- **WHAT YOU SHOULD DO**
Repeat word for word the line with "Read all visible content and emit it as JSON." and every line after it until the records below run out.
====== RECORDED DATA
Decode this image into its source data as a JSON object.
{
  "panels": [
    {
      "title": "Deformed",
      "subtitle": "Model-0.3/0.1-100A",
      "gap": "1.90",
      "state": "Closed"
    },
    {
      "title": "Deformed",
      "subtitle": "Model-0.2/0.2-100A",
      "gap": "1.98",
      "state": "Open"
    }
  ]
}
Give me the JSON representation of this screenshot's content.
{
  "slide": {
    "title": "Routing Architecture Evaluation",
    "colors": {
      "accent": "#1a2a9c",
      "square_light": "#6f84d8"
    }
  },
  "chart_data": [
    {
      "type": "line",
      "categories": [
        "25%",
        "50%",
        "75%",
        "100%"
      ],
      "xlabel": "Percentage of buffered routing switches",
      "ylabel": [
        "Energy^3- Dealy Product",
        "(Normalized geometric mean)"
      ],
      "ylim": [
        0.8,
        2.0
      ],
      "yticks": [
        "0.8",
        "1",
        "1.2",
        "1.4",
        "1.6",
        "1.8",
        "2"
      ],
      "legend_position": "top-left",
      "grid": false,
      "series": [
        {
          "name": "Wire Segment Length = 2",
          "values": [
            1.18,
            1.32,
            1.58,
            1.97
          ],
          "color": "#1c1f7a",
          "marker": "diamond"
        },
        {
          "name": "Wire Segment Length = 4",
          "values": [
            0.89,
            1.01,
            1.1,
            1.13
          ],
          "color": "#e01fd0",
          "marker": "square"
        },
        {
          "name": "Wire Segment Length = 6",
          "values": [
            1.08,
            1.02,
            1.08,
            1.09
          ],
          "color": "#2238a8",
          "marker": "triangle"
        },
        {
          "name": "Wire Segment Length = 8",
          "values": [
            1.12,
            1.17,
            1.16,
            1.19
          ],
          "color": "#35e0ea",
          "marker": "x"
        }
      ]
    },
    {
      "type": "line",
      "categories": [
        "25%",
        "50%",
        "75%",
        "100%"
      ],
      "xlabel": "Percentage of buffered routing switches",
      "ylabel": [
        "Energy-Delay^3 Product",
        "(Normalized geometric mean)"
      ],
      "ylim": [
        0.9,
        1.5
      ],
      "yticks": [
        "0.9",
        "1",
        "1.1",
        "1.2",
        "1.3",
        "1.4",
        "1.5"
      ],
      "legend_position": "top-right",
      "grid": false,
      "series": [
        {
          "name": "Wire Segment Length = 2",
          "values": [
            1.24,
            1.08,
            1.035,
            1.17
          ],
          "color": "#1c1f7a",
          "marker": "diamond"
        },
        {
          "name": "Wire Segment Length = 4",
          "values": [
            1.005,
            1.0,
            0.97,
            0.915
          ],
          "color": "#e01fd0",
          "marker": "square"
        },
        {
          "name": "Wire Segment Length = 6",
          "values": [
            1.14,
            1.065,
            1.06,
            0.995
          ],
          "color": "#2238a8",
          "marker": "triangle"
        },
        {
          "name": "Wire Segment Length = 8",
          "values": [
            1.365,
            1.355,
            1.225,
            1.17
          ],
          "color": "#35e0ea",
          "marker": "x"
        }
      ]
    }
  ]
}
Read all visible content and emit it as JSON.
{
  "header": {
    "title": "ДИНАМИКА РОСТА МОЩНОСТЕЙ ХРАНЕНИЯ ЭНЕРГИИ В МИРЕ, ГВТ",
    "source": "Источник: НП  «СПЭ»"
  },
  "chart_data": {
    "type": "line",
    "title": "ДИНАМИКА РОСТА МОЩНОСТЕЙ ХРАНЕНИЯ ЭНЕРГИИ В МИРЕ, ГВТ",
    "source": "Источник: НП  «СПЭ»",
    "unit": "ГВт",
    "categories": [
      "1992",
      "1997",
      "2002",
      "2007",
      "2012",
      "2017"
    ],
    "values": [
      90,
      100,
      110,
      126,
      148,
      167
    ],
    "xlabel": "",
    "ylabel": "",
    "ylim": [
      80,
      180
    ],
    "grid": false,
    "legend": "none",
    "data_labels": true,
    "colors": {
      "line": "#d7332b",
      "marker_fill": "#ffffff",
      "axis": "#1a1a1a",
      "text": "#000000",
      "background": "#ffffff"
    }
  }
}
============
- **CORRECT RESPONSE**
Read all visible content and emit it as JSON.
{
  "header": {
    "title": "ДИНАМИКА РОСТА МОЩНОСТЕЙ ХРАНЕНИЯ ЭНЕРГИИ В МИРЕ, ГВТ",
    "source": "Источник: НП  «СПЭ»"
  },
  "chart_data": {
    "type": "line",
    "title": "ДИНАМИКА РОСТА МОЩНОСТЕЙ ХРАНЕНИЯ ЭНЕРГИИ В МИРЕ, ГВТ",
    "source": "Источник: НП  «СПЭ»",
    "unit": "ГВт",
    "categories": [
      "1992",
      "1997",
      "2002",
      "2007",
      "2012",
      "2017"
    ],
    "values": [
      90,
      100,
      110,
      126,
      148,
      167
    ],
    "xlabel": "",
    "ylabel": "",
    "ylim": [
      80,
      180
    ],
    "grid": false,
    "legend": "none",
    "data_labels": true,
    "colors": {
      "line": "#d7332b",
      "marker_fill": "#ffffff",
      "axis": "#1a1a1a",
      "text": "#000000",
      "background": "#ffffff"
    }
  }
}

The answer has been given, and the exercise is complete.